Dataset records:
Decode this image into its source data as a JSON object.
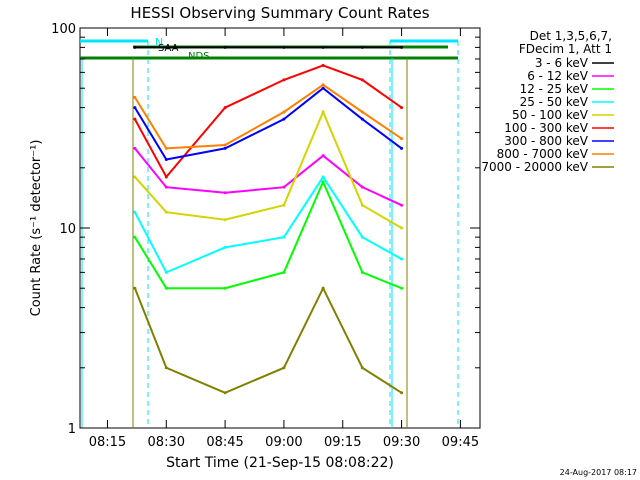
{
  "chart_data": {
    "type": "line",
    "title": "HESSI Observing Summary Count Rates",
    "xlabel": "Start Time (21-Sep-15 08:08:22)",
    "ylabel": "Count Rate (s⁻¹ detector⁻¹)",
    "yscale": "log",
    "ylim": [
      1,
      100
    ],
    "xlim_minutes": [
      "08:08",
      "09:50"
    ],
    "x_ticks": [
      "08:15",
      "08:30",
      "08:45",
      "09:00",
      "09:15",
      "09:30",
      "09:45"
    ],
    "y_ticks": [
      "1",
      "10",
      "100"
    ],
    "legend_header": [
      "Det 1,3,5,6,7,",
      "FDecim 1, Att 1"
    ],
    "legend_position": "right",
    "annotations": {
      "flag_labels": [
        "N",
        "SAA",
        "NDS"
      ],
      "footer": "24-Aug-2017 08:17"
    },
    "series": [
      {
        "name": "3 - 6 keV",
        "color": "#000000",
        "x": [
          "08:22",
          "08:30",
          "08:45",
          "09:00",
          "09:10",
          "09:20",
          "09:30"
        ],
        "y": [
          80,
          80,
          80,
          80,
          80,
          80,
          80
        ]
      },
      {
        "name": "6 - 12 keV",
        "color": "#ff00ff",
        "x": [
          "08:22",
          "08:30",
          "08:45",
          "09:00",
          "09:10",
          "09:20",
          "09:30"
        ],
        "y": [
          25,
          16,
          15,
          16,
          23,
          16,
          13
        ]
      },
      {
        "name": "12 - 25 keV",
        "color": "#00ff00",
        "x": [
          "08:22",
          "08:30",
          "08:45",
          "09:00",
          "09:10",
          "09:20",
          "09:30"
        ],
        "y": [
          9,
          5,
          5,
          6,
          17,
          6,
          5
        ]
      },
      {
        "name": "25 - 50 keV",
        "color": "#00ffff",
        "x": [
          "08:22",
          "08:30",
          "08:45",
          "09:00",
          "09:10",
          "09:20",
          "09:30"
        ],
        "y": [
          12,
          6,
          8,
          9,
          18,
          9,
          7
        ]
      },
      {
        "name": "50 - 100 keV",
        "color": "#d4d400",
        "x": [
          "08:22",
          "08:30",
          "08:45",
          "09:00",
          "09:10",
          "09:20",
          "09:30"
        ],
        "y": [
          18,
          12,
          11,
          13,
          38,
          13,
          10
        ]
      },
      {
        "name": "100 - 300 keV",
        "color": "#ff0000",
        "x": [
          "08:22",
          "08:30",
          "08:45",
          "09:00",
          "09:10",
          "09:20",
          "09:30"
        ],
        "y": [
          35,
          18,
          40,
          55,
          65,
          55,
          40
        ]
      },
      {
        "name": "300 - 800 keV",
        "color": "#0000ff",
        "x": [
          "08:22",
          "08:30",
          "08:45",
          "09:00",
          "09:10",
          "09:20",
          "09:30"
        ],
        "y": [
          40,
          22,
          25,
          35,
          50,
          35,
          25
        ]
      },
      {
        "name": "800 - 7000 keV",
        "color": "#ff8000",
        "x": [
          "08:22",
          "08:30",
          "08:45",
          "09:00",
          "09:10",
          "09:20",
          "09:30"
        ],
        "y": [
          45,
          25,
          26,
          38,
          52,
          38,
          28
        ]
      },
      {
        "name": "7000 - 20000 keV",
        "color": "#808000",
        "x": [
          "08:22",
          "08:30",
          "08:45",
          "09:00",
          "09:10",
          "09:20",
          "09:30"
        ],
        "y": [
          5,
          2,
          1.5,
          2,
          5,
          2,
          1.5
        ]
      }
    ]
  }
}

▶ **Exercise directions**: From the listing above, print every entry precisely and drop the pictures.

▶ **Written response**:
Decode this image into its source data as a JSON object.
{
  "chart_data": {
    "type": "line",
    "title": "HESSI Observing Summary Count Rates",
    "xlabel": "Start Time (21-Sep-15 08:08:22)",
    "ylabel": "Count Rate (s⁻¹ detector⁻¹)",
    "yscale": "log",
    "ylim": [
      1,
      100
    ],
    "xlim_minutes": [
      "08:08",
      "09:50"
    ],
    "x_ticks": [
      "08:15",
      "08:30",
      "08:45",
      "09:00",
      "09:15",
      "09:30",
      "09:45"
    ],
    "y_ticks": [
      "1",
      "10",
      "100"
    ],
    "legend_header": [
      "Det 1,3,5,6,7,",
      "FDecim 1, Att 1"
    ],
    "legend_position": "right",
    "annotations": {
      "flag_labels": [
        "N",
        "SAA",
        "NDS"
      ],
      "footer": "24-Aug-2017 08:17"
    },
    "series": [
      {
        "name": "3 - 6 keV",
        "color": "#000000",
        "x": [
          "08:22",
          "08:30",
          "08:45",
          "09:00",
          "09:10",
          "09:20",
          "09:30"
        ],
        "y": [
          80,
          80,
          80,
          80,
          80,
          80,
          80
        ]
      },
      {
        "name": "6 - 12 keV",
        "color": "#ff00ff",
        "x": [
          "08:22",
          "08:30",
          "08:45",
          "09:00",
          "09:10",
          "09:20",
          "09:30"
        ],
        "y": [
          25,
          16,
          15,
          16,
          23,
          16,
          13
        ]
      },
      {
        "name": "12 - 25 keV",
        "color": "#00ff00",
        "x": [
          "08:22",
          "08:30",
          "08:45",
          "09:00",
          "09:10",
          "09:20",
          "09:30"
        ],
        "y": [
          9,
          5,
          5,
          6,
          17,
          6,
          5
        ]
      },
      {
        "name": "25 - 50 keV",
        "color": "#00ffff",
        "x": [
          "08:22",
          "08:30",
          "08:45",
          "09:00",
          "09:10",
          "09:20",
          "09:30"
        ],
        "y": [
          12,
          6,
          8,
          9,
          18,
          9,
          7
        ]
      },
      {
        "name": "50 - 100 keV",
        "color": "#d4d400",
        "x": [
          "08:22",
          "08:30",
          "08:45",
          "09:00",
          "09:10",
          "09:20",
          "09:30"
        ],
        "y": [
          18,
          12,
          11,
          13,
          38,
          13,
          10
        ]
      },
      {
        "name": "100 - 300 keV",
        "color": "#ff0000",
        "x": [
          "08:22",
          "08:30",
          "08:45",
          "09:00",
          "09:10",
          "09:20",
          "09:30"
        ],
        "y": [
          35,
          18,
          40,
          55,
          65,
          55,
          40
        ]
      },
      {
        "name": "300 - 800 keV",
        "color": "#0000ff",
        "x": [
          "08:22",
          "08:30",
          "08:45",
          "09:00",
          "09:10",
          "09:20",
          "09:30"
        ],
        "y": [
          40,
          22,
          25,
          35,
          50,
          35,
          25
        ]
      },
      {
        "name": "800 - 7000 keV",
        "color": "#ff8000",
        "x": [
          "08:22",
          "08:30",
          "08:45",
          "09:00",
          "09:10",
          "09:20",
          "09:30"
        ],
        "y": [
          45,
          25,
          26,
          38,
          52,
          38,
          28
        ]
      },
      {
        "name": "7000 - 20000 keV",
        "color": "#808000",
        "x": [
          "08:22",
          "08:30",
          "08:45",
          "09:00",
          "09:10",
          "09:20",
          "09:30"
        ],
        "y": [
          5,
          2,
          1.5,
          2,
          5,
          2,
          1.5
        ]
      }
    ]
  }
}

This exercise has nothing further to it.